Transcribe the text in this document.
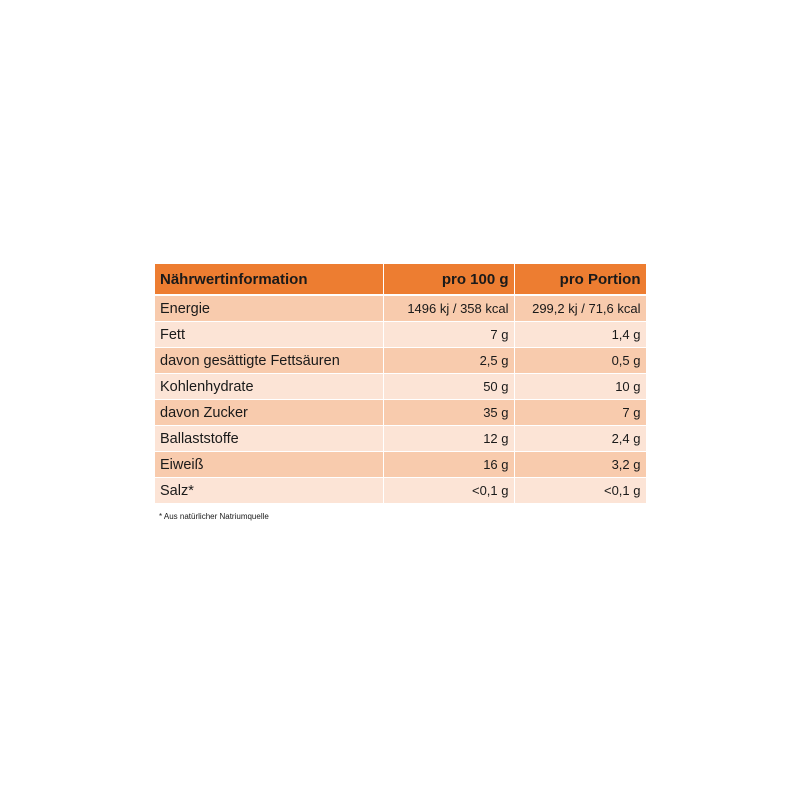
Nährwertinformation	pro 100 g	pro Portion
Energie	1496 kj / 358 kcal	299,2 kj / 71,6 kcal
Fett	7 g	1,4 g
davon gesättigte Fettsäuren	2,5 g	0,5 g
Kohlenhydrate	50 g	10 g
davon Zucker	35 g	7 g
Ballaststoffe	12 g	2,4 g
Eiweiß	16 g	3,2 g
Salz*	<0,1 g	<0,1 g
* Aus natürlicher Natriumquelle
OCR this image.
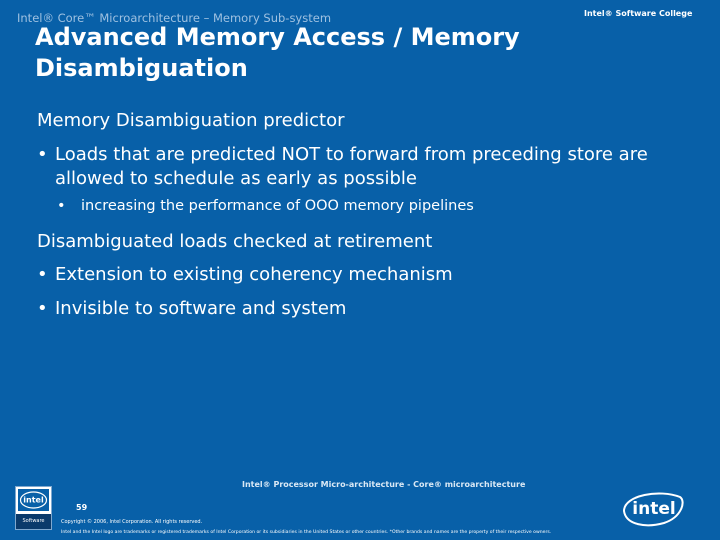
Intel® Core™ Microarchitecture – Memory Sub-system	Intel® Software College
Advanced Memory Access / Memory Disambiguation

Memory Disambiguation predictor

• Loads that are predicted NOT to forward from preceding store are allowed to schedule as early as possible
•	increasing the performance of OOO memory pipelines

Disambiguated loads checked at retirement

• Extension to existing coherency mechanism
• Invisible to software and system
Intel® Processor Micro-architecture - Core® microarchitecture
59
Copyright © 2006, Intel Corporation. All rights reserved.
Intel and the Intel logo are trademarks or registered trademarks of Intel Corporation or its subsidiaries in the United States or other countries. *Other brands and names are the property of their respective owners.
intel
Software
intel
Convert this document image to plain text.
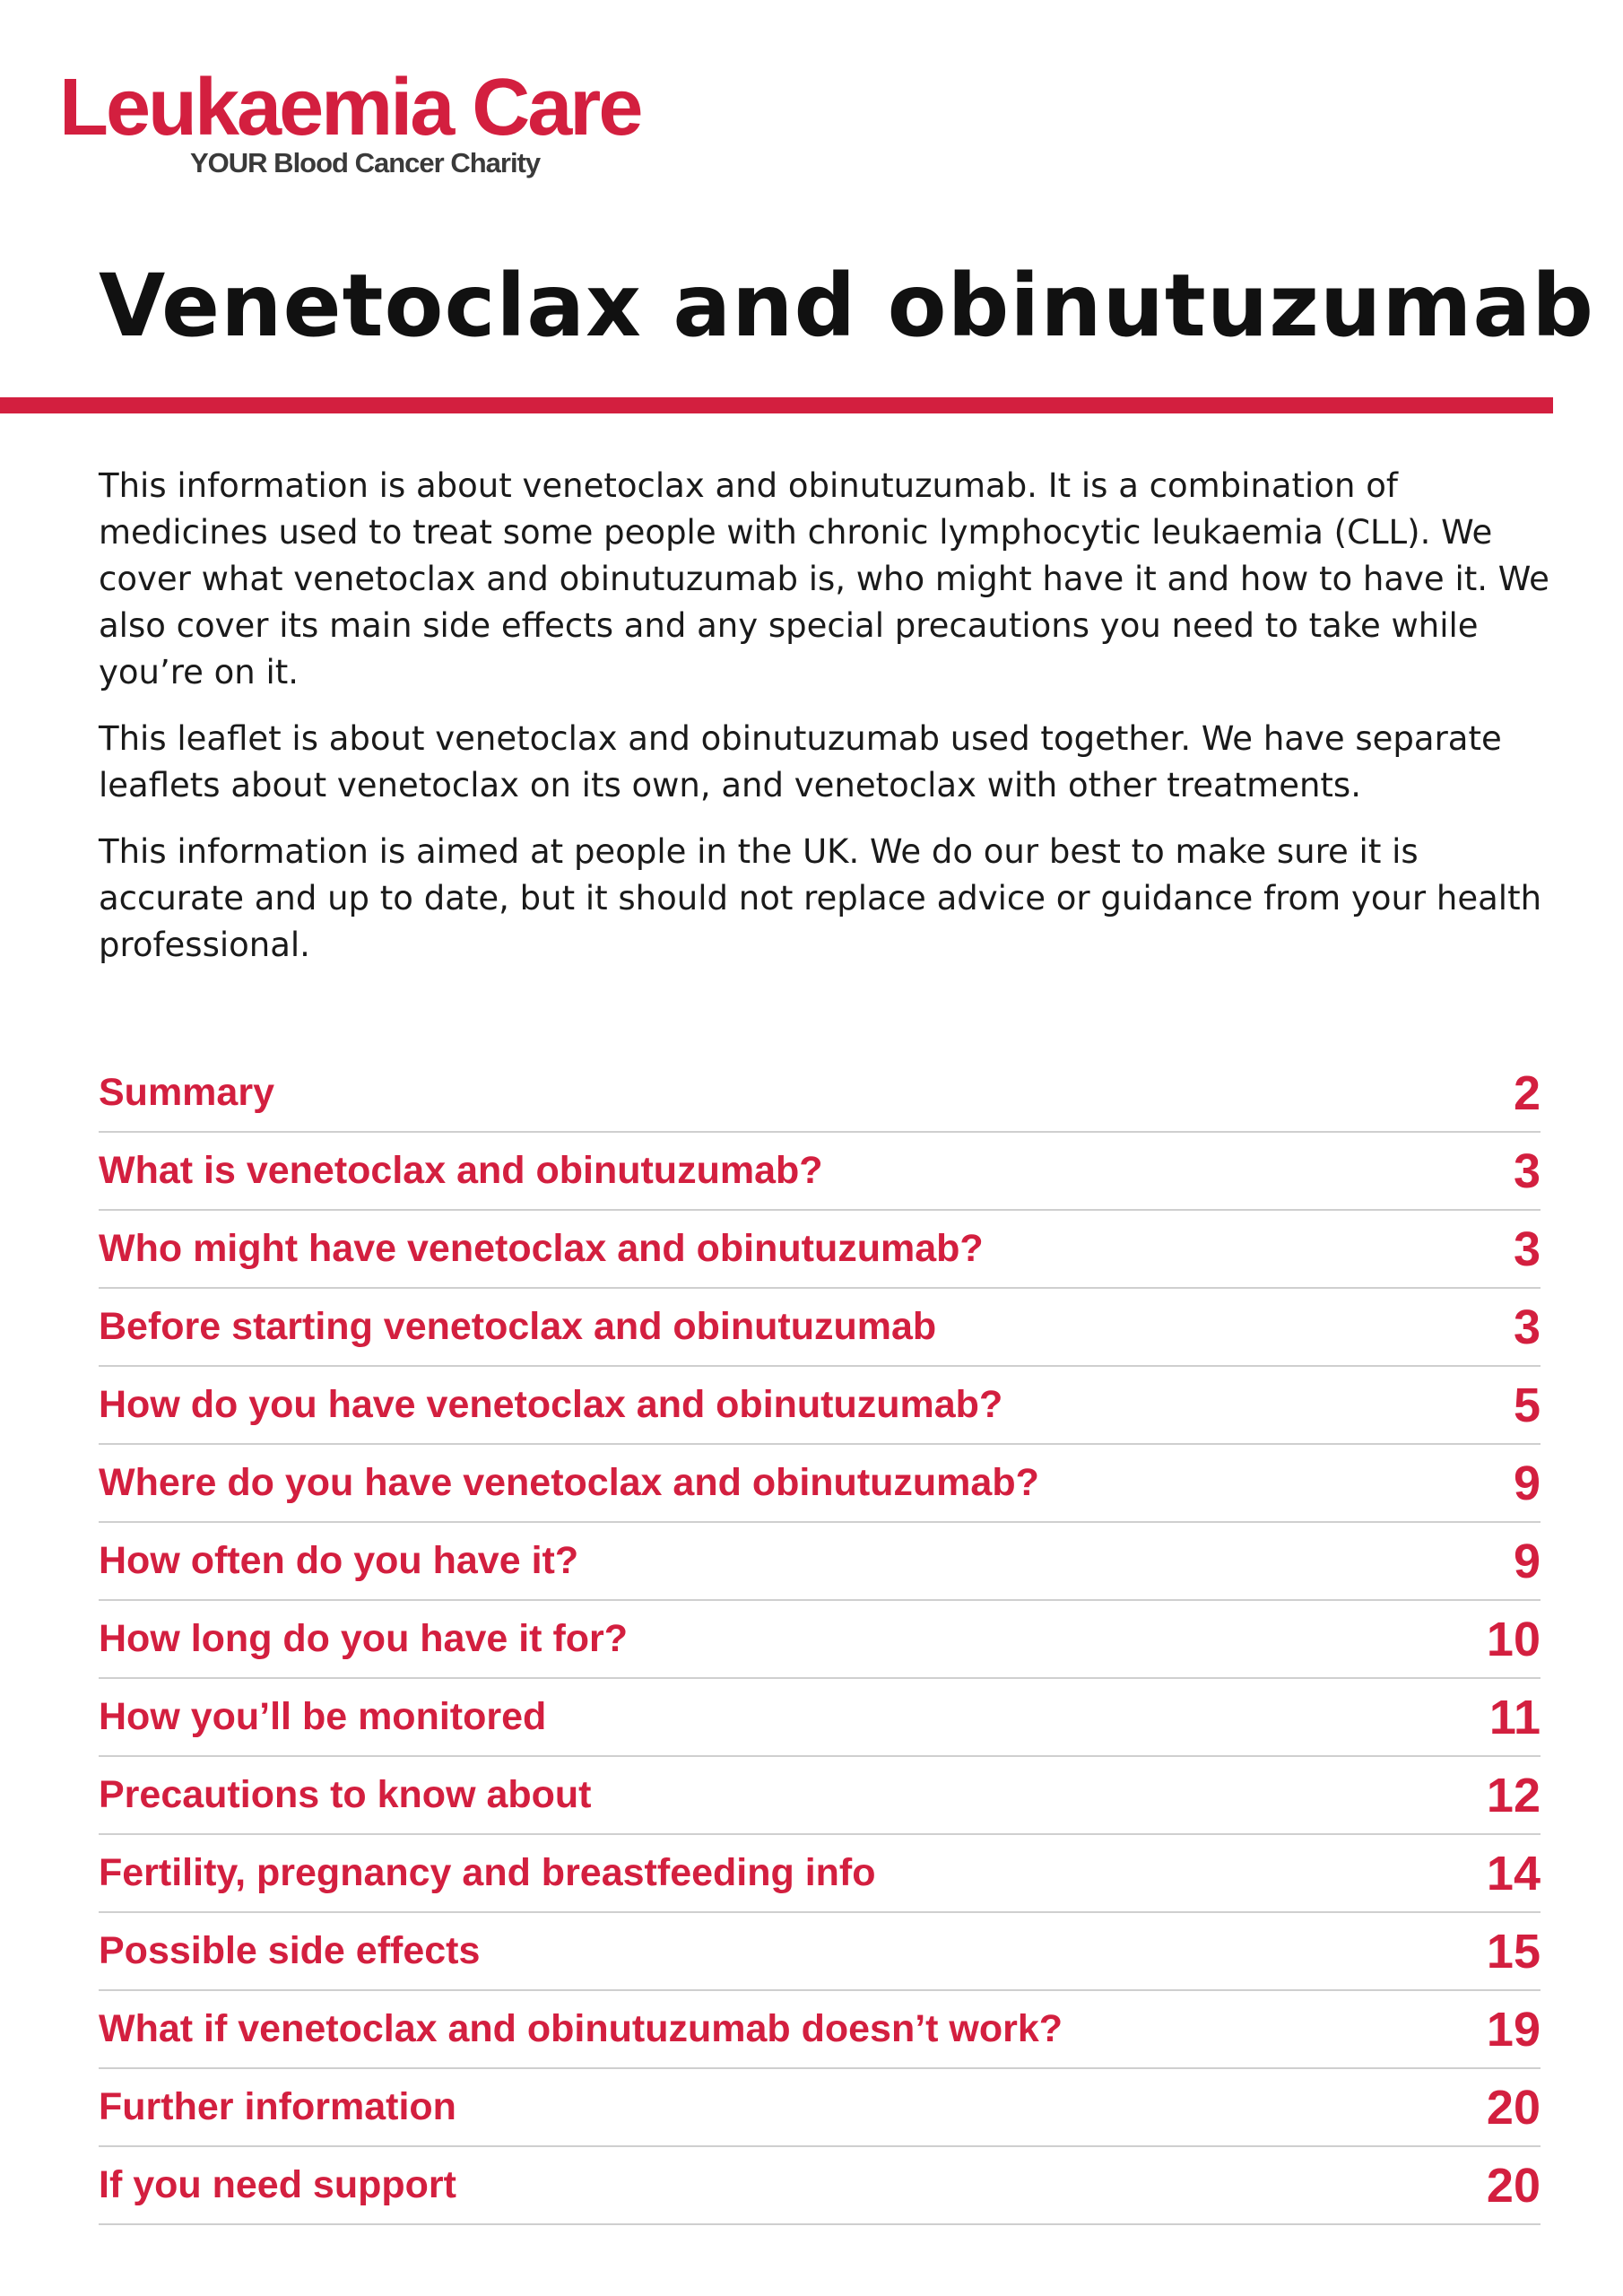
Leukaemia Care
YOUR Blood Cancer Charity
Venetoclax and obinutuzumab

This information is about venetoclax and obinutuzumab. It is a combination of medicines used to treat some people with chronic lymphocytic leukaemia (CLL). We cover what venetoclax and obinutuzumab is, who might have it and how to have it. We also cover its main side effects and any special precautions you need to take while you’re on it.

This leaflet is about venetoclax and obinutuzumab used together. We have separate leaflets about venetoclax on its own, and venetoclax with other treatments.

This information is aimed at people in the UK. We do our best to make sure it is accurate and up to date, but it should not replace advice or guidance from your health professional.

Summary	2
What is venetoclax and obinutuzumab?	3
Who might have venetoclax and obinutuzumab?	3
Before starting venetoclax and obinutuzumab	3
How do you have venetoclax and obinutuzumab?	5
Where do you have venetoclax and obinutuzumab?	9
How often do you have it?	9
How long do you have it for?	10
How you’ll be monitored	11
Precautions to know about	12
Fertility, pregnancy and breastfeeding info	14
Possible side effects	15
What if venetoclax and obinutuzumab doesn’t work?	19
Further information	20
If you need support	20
...
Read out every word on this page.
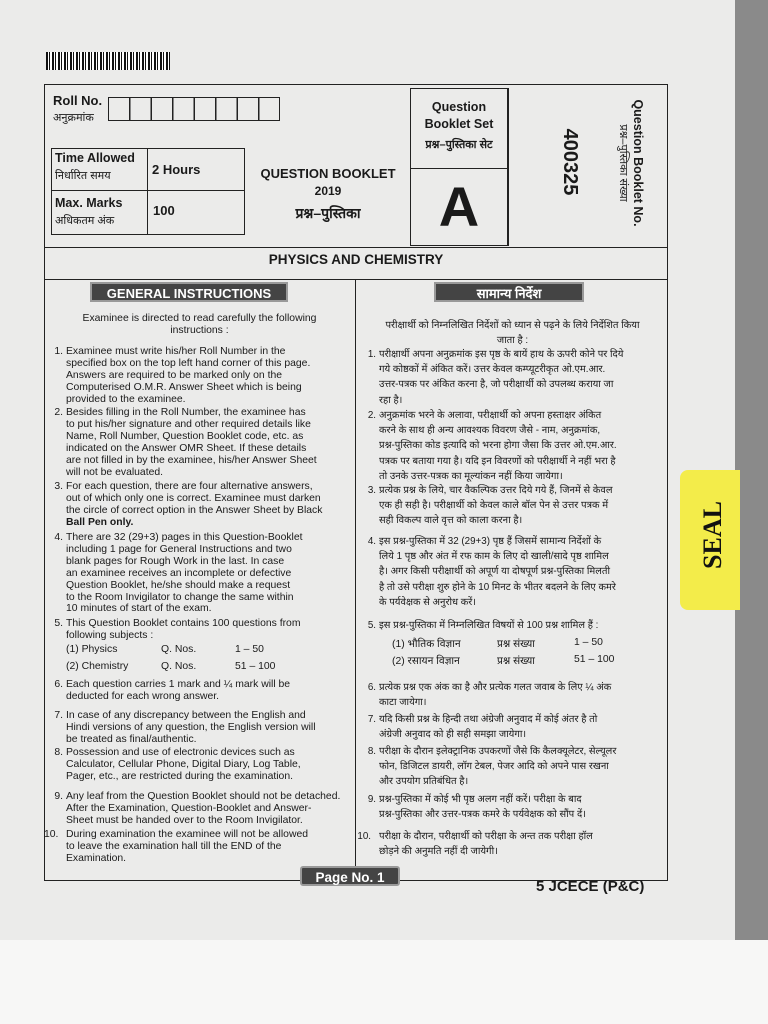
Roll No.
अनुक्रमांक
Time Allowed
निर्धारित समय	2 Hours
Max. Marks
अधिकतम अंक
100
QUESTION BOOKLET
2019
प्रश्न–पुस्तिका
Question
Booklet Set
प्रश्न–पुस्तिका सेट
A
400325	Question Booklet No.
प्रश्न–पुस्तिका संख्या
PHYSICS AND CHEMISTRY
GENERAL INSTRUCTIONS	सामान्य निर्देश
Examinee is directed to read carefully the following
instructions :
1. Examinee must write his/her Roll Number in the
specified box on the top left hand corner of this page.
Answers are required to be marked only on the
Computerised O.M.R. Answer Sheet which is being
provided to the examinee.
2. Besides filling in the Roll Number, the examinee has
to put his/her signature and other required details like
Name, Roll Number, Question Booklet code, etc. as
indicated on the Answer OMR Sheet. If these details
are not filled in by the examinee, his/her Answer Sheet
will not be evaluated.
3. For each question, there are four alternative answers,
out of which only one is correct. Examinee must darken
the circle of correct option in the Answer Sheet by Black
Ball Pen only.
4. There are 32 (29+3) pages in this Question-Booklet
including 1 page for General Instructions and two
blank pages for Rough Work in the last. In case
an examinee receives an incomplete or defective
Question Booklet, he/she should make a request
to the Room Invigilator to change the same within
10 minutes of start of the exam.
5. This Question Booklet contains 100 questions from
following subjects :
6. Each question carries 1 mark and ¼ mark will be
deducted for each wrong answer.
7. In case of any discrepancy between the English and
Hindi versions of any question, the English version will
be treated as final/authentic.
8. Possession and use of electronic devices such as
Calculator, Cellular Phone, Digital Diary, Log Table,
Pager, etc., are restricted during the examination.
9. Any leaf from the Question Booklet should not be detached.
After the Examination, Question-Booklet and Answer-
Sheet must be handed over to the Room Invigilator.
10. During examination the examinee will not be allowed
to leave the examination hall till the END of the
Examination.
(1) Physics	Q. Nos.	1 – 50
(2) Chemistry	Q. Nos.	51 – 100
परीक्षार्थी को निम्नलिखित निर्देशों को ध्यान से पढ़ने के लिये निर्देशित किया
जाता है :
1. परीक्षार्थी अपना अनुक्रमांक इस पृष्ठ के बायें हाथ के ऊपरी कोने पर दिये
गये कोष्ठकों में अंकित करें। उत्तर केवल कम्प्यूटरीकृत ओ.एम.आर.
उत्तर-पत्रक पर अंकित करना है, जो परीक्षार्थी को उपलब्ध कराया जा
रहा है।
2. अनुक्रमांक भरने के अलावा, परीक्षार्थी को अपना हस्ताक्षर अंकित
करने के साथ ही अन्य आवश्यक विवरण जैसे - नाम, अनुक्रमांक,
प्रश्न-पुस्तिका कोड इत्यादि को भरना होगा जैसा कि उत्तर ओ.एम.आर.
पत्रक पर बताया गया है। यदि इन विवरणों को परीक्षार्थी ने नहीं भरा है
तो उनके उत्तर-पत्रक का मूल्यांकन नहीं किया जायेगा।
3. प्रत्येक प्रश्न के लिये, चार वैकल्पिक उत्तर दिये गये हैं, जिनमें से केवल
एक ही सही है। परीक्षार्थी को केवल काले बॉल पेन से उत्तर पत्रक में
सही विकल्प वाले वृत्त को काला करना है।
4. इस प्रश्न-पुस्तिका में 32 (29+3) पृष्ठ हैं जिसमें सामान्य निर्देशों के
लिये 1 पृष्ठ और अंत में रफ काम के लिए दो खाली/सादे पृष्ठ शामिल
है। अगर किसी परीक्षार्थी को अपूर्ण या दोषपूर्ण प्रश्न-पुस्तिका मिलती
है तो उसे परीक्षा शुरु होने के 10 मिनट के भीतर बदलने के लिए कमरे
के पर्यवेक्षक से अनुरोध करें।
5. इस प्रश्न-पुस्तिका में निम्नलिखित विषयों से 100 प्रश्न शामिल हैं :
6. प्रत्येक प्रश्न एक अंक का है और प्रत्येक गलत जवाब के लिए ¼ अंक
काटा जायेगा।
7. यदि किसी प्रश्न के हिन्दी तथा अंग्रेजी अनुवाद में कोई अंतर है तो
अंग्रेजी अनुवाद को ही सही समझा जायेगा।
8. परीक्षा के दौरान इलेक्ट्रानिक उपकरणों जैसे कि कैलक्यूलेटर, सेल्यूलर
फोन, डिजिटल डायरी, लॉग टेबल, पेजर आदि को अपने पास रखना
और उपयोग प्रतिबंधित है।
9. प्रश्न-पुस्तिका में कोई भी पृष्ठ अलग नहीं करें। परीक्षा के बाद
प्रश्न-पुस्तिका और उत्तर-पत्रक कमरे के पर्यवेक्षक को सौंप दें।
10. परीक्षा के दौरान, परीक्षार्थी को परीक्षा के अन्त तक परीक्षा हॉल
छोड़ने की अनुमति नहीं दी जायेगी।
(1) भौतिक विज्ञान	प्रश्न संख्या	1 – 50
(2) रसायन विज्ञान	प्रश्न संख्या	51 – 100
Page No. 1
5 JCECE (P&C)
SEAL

## WHAT THIS TASK INVOLVES
Select and copy every line from the records that includes the word "image".

## EXPECTED ANSWER
OCR this image.
Convert this document image to plain text.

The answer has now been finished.